Scan the listing below. Report each line that includes "operations".

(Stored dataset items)
(begin)

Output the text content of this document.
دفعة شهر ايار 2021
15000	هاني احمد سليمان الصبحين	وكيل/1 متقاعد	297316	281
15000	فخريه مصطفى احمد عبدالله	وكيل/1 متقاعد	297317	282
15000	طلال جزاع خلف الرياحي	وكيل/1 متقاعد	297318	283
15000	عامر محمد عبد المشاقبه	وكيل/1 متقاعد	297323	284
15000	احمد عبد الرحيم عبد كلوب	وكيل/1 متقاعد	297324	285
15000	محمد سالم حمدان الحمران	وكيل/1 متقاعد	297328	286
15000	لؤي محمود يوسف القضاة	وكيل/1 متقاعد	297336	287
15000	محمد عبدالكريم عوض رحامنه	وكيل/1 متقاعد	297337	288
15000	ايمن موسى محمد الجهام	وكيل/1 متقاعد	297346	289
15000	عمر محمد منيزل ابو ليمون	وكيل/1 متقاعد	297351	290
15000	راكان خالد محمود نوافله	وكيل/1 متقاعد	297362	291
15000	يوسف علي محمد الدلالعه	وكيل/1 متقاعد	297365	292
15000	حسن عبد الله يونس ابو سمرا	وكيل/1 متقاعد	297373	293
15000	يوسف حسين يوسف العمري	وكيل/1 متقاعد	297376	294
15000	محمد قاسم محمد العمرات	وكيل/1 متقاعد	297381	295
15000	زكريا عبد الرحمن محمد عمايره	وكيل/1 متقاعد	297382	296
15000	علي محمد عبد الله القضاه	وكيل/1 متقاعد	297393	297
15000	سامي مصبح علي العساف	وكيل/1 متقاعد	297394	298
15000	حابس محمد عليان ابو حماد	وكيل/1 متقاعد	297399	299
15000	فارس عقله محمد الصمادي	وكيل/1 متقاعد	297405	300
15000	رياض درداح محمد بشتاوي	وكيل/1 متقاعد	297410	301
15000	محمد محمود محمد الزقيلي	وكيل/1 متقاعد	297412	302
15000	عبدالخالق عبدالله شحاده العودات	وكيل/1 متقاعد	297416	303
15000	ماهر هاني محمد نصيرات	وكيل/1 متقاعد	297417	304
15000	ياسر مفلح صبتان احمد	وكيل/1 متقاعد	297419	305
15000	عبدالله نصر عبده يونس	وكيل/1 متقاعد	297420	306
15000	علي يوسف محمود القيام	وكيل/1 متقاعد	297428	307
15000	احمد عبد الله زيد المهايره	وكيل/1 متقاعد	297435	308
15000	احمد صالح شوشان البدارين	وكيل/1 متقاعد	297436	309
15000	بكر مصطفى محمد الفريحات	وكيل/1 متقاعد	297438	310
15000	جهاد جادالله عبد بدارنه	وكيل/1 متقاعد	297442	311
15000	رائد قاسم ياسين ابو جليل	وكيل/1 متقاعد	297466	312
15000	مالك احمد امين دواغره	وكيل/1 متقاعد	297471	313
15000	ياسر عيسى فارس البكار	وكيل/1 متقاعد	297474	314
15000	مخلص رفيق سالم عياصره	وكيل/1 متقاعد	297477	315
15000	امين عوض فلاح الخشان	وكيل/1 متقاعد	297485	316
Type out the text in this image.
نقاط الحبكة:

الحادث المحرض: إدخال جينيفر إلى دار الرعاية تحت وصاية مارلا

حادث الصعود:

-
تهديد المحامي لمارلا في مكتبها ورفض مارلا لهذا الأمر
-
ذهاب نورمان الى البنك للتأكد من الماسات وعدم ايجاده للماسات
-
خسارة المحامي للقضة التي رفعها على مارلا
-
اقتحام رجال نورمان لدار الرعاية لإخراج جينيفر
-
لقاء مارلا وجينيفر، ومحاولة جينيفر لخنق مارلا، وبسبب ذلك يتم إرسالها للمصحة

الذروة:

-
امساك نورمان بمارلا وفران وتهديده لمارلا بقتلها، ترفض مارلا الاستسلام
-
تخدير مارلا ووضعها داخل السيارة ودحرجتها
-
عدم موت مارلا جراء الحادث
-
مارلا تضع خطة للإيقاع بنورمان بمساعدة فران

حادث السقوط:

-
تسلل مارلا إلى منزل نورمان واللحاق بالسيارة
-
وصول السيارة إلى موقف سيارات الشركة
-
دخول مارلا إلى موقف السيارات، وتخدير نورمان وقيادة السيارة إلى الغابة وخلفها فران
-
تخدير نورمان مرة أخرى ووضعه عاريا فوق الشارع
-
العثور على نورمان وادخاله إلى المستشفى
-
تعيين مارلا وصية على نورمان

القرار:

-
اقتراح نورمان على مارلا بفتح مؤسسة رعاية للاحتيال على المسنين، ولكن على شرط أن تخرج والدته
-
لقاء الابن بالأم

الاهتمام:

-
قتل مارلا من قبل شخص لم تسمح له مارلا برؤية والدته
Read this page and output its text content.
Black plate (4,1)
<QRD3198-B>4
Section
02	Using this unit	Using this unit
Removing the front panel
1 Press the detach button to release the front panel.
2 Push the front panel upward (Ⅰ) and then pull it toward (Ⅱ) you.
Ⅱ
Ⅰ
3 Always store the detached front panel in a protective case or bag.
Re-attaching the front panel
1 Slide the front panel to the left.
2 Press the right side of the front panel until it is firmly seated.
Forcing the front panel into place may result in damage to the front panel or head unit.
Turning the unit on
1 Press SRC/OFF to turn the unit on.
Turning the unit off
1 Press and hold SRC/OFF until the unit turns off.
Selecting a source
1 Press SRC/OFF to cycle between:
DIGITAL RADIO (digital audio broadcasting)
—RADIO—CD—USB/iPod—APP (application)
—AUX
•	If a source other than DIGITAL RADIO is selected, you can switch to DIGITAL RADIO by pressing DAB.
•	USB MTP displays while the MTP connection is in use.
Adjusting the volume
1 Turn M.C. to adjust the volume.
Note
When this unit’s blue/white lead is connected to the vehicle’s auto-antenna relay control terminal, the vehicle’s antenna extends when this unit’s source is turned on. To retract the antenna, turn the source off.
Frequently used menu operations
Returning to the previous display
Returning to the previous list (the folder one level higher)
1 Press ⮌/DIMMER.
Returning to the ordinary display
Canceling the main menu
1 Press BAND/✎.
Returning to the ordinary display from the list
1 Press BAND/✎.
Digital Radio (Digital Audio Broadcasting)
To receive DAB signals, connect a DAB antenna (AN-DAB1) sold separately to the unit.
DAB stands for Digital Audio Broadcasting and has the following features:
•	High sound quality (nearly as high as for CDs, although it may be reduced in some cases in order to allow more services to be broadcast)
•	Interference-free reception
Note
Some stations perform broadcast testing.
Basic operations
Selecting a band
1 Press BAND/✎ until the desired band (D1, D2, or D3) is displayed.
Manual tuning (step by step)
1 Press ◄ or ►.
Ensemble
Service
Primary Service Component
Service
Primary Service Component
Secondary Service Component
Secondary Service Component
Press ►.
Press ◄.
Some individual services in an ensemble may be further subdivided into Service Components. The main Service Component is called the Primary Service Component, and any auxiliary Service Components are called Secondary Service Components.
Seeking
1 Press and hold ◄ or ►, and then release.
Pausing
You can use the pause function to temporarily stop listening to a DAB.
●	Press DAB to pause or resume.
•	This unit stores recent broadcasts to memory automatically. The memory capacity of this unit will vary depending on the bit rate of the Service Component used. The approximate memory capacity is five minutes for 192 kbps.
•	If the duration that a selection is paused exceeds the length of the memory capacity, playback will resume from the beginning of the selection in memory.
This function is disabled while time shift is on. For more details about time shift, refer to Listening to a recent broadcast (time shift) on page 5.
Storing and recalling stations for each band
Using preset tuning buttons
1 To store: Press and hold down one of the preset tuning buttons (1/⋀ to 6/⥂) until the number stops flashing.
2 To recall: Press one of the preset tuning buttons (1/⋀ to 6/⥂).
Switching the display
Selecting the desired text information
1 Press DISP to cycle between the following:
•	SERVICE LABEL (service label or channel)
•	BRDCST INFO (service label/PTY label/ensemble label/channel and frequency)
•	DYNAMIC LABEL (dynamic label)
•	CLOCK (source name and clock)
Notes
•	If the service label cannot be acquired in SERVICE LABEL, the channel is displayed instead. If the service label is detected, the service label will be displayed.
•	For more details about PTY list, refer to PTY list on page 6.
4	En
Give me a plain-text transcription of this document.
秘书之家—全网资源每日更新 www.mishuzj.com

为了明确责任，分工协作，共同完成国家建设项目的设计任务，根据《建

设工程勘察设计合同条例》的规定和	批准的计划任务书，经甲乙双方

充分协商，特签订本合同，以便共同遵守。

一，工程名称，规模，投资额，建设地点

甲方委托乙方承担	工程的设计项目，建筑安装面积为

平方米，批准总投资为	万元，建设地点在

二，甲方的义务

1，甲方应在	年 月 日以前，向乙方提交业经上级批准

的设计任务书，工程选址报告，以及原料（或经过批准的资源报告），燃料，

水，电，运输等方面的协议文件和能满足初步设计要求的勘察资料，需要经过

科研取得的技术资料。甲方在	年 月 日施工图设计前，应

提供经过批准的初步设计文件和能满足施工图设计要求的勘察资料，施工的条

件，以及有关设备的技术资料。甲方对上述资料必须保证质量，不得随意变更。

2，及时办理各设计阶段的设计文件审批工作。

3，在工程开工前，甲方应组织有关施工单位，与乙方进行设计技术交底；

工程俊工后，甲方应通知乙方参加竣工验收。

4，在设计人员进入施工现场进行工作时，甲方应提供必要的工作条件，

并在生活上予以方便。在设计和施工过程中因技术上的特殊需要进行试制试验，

(end)

**Solution to this task**
Frequently used menu operations
Basic operations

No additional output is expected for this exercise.